# SET EXERCISE:
Isolate every line in the records below with "laptop" in it.

# PROVIDED DATA:
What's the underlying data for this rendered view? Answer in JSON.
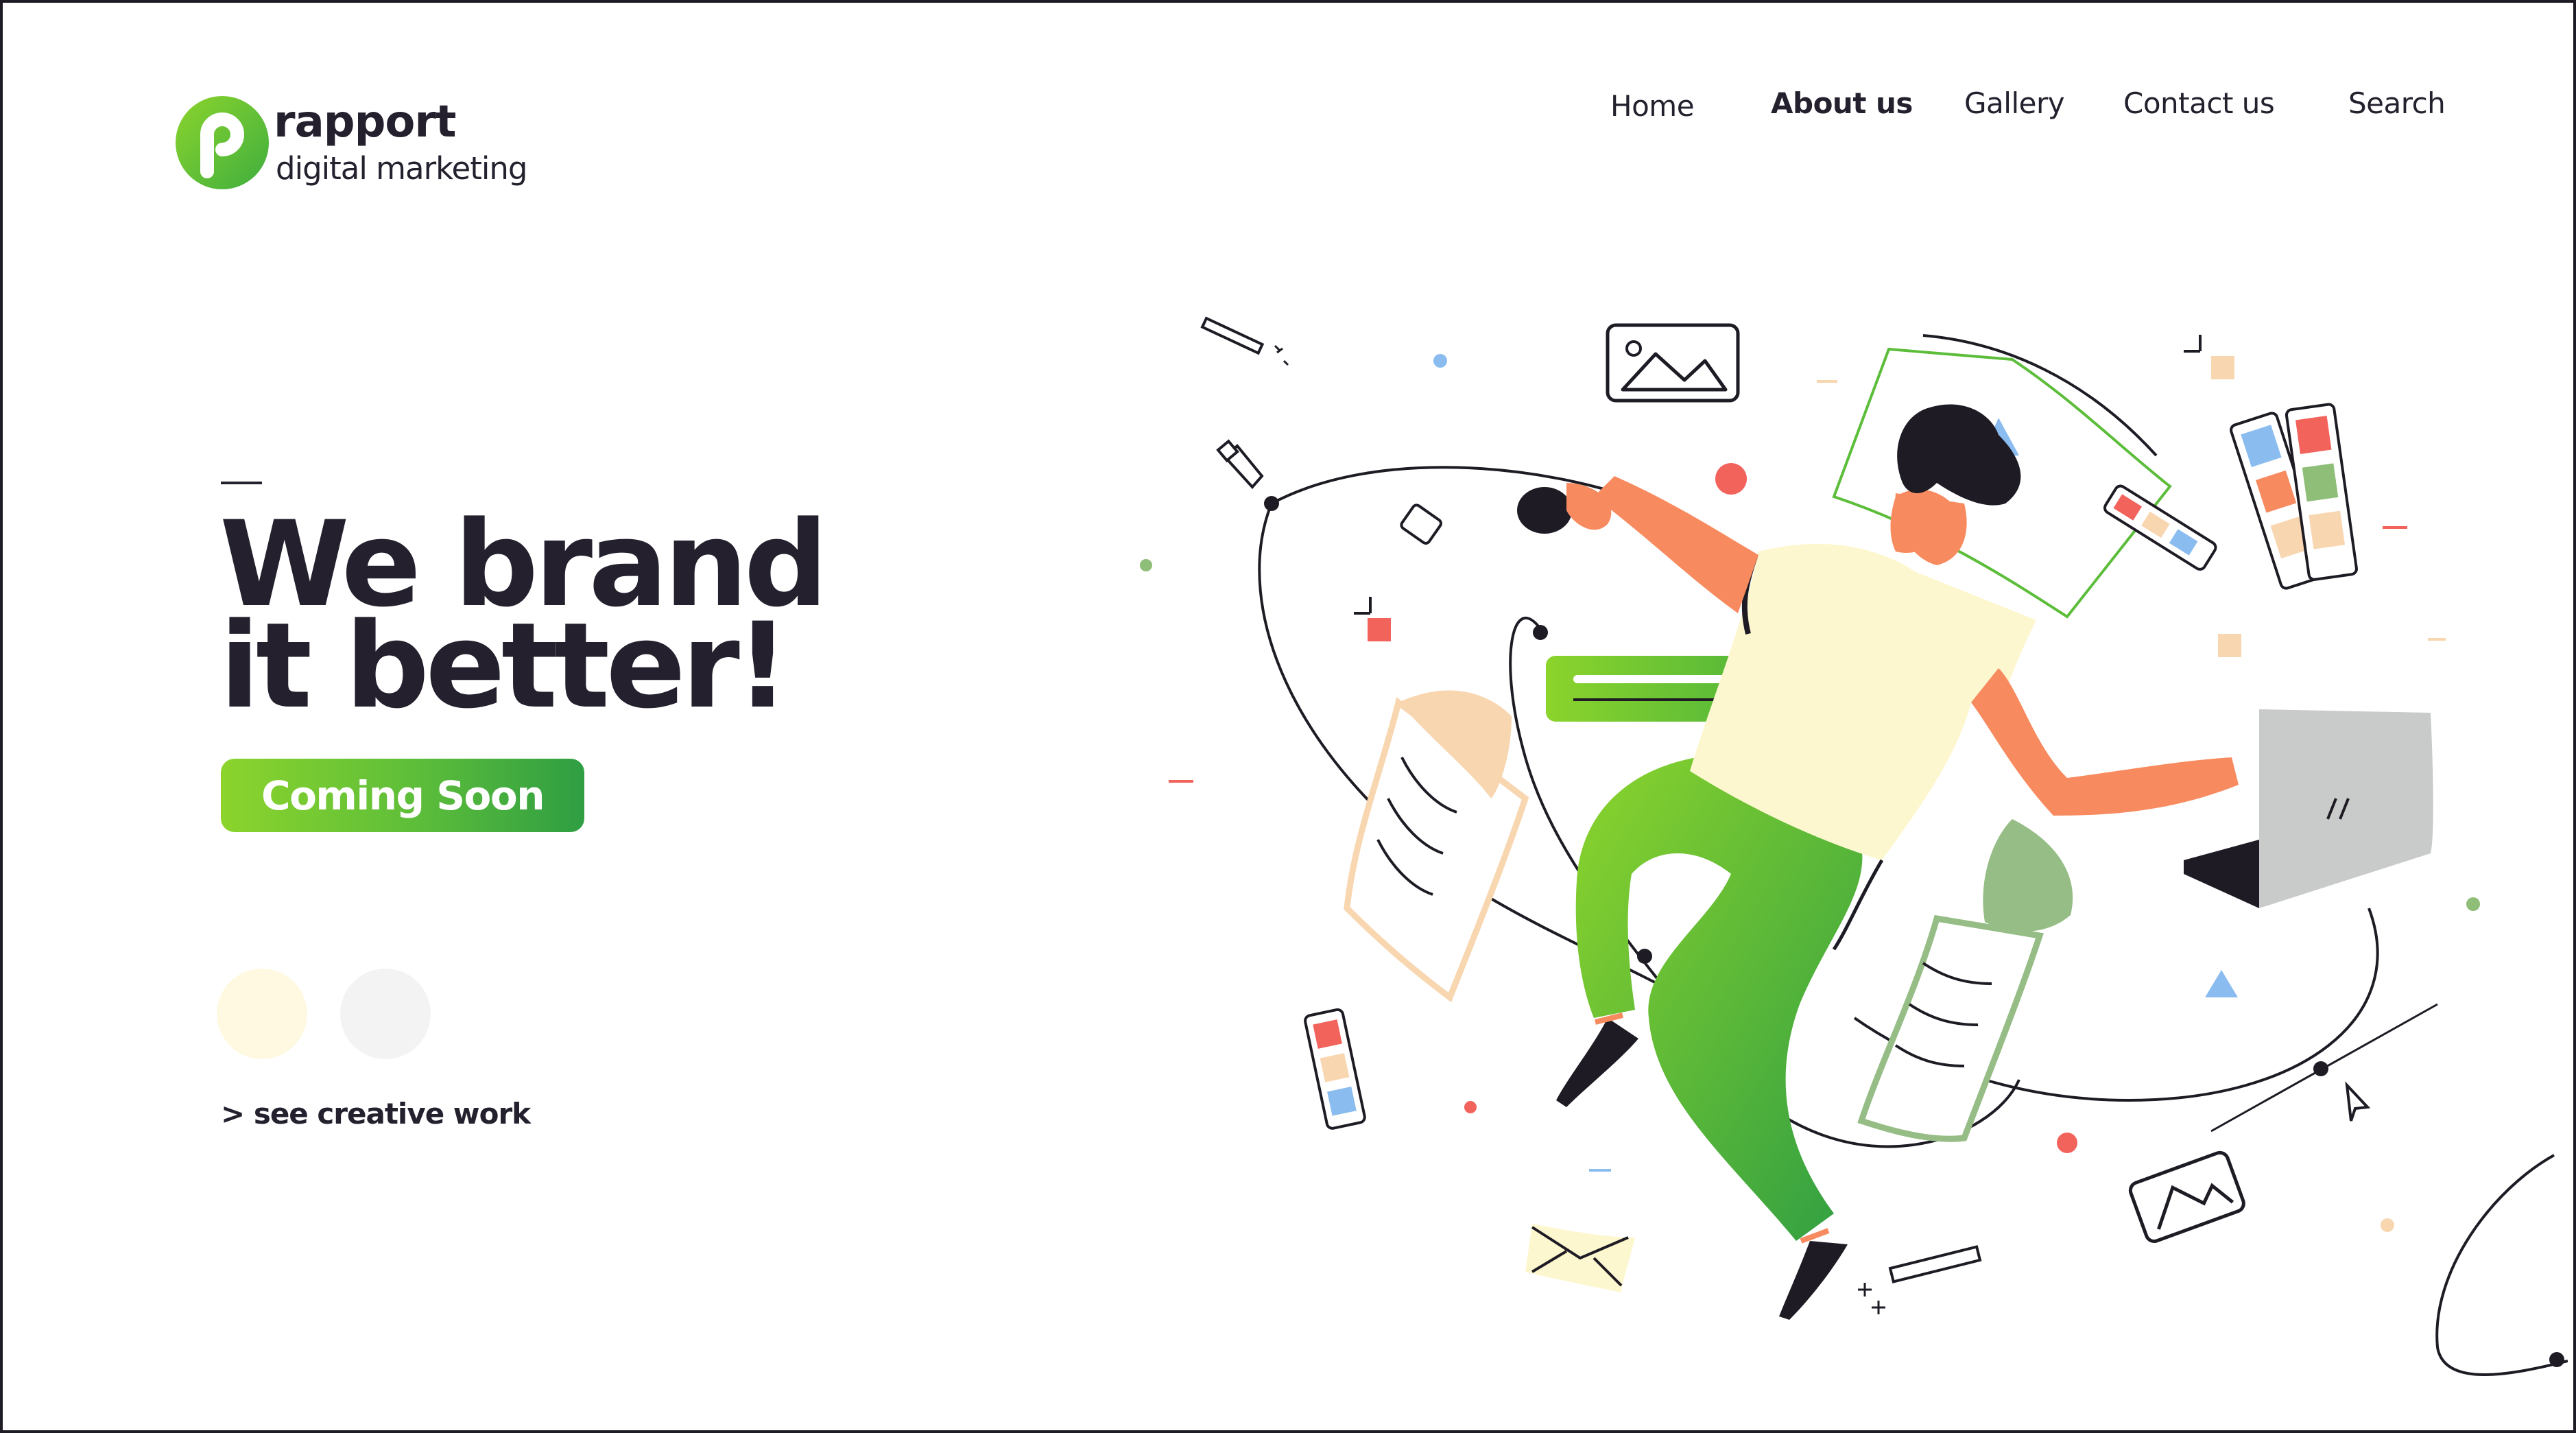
{
  "brand": {
    "name": "rapport",
    "tagline": "digital marketing",
    "logo_color": "#5cbd3a"
  },
  "nav": {
    "items": [
      {
        "label": "Home"
      },
      {
        "label": "About us",
        "active": true
      },
      {
        "label": "Gallery"
      },
      {
        "label": "Contact us"
      },
      {
        "label": "Search"
      }
    ]
  },
  "hero": {
    "headline_line1": "We brand",
    "headline_line2": "it better!",
    "cta_label": "Coming Soon",
    "link_label": "> see creative work",
    "slider_dots": 2,
    "active_dot": 0
  },
  "colors": {
    "text": "#24202e",
    "green_start": "#8cd42c",
    "green_end": "#2f9e43",
    "skin": "#f78b5f",
    "shirt": "#fdf7cf",
    "laptop": "#c9cbcb",
    "accent_red": "#f2635c",
    "accent_blue": "#8bbcf0"
  },
  "illustration": {
    "subject": "person-floating-with-laptop",
    "icons": [
      "image-icon",
      "pen-tool-icon",
      "color-swatch-icon",
      "document-icon",
      "envelope-icon",
      "cursor-icon",
      "laptop-icon"
    ]
  }
}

# RESPONSE:
    "laptop": "#c9cbcb",
    "subject": "person-floating-with-laptop",
      "laptop-icon"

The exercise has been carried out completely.